- Directions for this task
Using the records provided below, locate and copy each line that contains the word "JSON".

- Recorded information
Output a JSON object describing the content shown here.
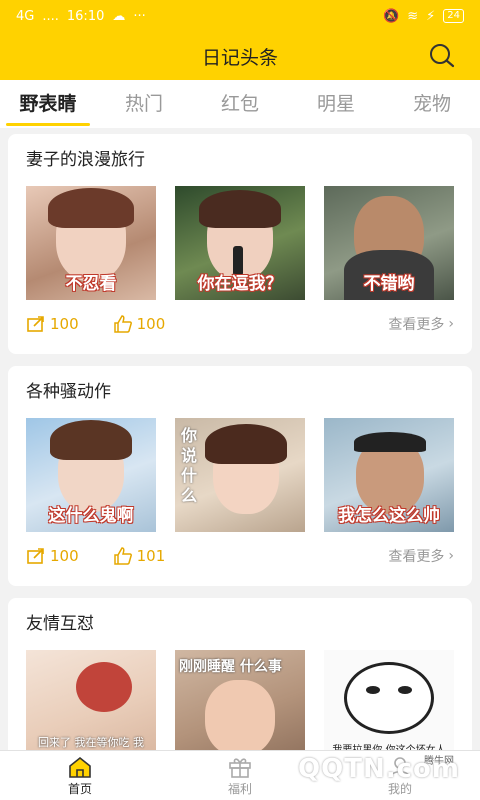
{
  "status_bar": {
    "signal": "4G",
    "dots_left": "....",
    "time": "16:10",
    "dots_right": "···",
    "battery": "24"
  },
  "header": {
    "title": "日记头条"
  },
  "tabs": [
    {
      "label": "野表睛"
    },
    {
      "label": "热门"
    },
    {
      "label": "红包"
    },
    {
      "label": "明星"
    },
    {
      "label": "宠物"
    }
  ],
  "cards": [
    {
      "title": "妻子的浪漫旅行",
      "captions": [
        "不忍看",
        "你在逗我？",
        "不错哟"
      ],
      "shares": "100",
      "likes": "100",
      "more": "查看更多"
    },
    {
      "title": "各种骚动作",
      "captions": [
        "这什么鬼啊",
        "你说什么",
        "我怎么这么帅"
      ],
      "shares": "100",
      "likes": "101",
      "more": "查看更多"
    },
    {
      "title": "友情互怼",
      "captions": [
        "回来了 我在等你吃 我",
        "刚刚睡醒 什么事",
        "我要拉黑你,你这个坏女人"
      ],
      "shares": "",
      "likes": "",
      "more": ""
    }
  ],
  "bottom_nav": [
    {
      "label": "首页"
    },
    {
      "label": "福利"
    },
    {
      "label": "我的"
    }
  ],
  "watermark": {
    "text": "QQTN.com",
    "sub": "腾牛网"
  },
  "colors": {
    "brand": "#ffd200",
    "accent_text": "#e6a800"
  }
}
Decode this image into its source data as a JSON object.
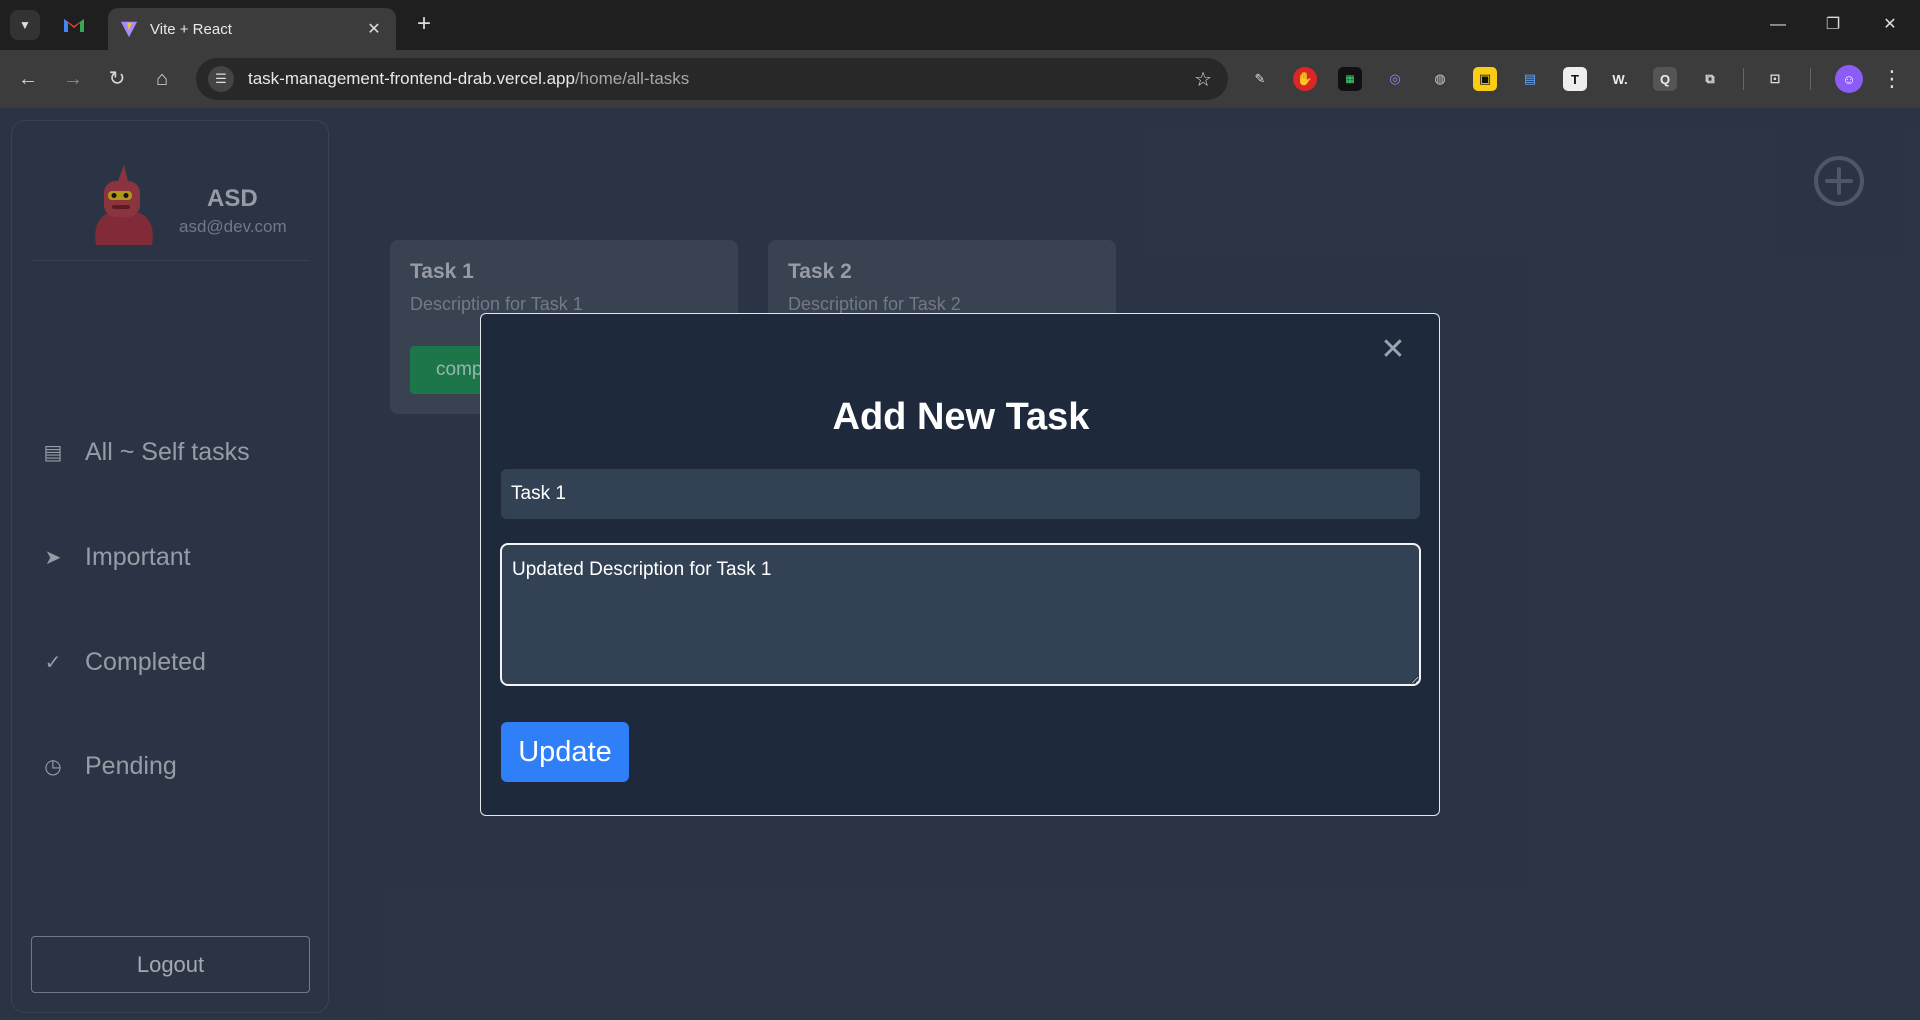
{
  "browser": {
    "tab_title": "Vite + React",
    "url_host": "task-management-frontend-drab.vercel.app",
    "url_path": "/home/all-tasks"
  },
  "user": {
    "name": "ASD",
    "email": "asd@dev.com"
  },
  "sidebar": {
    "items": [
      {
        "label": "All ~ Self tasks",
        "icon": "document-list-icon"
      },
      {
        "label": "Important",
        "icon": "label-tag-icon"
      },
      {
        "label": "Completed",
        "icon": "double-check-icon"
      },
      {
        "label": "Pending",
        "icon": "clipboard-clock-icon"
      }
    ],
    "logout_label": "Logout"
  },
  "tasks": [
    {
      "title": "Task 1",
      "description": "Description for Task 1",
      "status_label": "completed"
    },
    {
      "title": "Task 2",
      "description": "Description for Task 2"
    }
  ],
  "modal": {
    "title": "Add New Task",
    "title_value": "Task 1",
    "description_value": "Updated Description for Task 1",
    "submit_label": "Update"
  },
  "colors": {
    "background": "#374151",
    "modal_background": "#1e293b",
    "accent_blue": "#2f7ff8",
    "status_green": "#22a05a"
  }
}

- Full response
Output a JSON object describing the content shown here.
Decode this image into its source data as a JSON object.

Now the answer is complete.